• _Given task_: Return each line of the listing below, unchanged, and omit the images.

• _Raw data_:
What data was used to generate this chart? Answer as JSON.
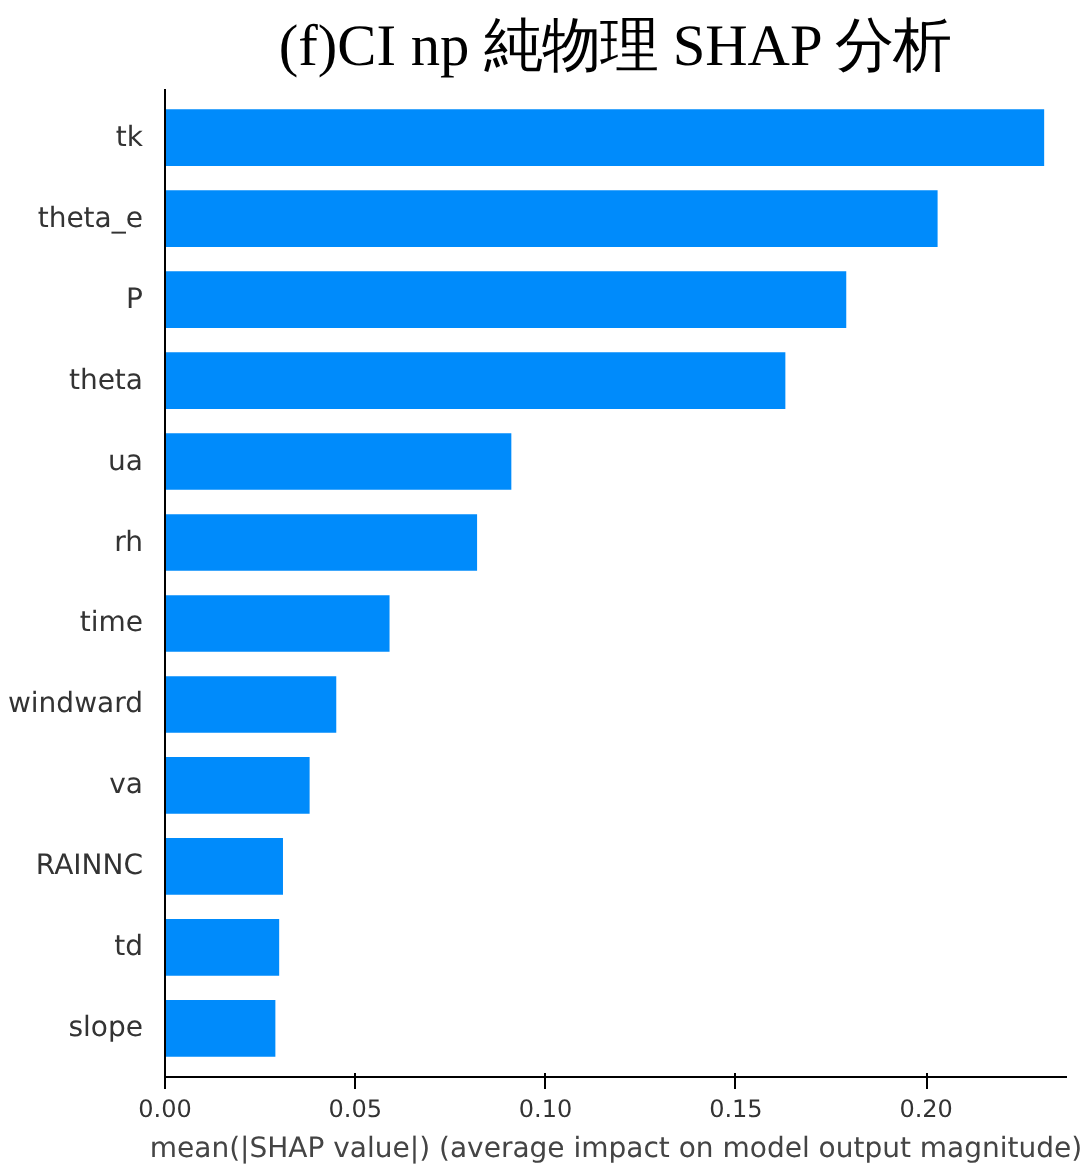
{
  "chart_data": {
    "type": "bar",
    "orientation": "horizontal",
    "title": "(f)CI np 純物理 SHAP 分析",
    "xlabel": "mean(|SHAP value|) (average impact on model output magnitude)",
    "categories": [
      "tk",
      "theta_e",
      "P",
      "theta",
      "ua",
      "rh",
      "time",
      "windward",
      "va",
      "RAINNC",
      "td",
      "slope"
    ],
    "values": [
      0.231,
      0.203,
      0.179,
      0.163,
      0.091,
      0.082,
      0.059,
      0.045,
      0.038,
      0.031,
      0.03,
      0.029
    ],
    "color": "#008bfb",
    "xlim": [
      0,
      0.237
    ],
    "xticks": [
      {
        "value": 0,
        "label": "0.00"
      },
      {
        "value": 0.05,
        "label": "0.05"
      },
      {
        "value": 0.1,
        "label": "0.10"
      },
      {
        "value": 0.15,
        "label": "0.15"
      },
      {
        "value": 0.2,
        "label": "0.20"
      }
    ],
    "grid": false
  }
}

• _Result below_:
What data was used to generate this chart? Answer as JSON.
{
  "chart_data": {
    "type": "bar",
    "orientation": "horizontal",
    "title": "(f)CI np 純物理 SHAP 分析",
    "xlabel": "mean(|SHAP value|) (average impact on model output magnitude)",
    "categories": [
      "tk",
      "theta_e",
      "P",
      "theta",
      "ua",
      "rh",
      "time",
      "windward",
      "va",
      "RAINNC",
      "td",
      "slope"
    ],
    "values": [
      0.231,
      0.203,
      0.179,
      0.163,
      0.091,
      0.082,
      0.059,
      0.045,
      0.038,
      0.031,
      0.03,
      0.029
    ],
    "color": "#008bfb",
    "xlim": [
      0,
      0.237
    ],
    "xticks": [
      {
        "value": 0,
        "label": "0.00"
      },
      {
        "value": 0.05,
        "label": "0.05"
      },
      {
        "value": 0.1,
        "label": "0.10"
      },
      {
        "value": 0.15,
        "label": "0.15"
      },
      {
        "value": 0.2,
        "label": "0.20"
      }
    ],
    "grid": false
  }
}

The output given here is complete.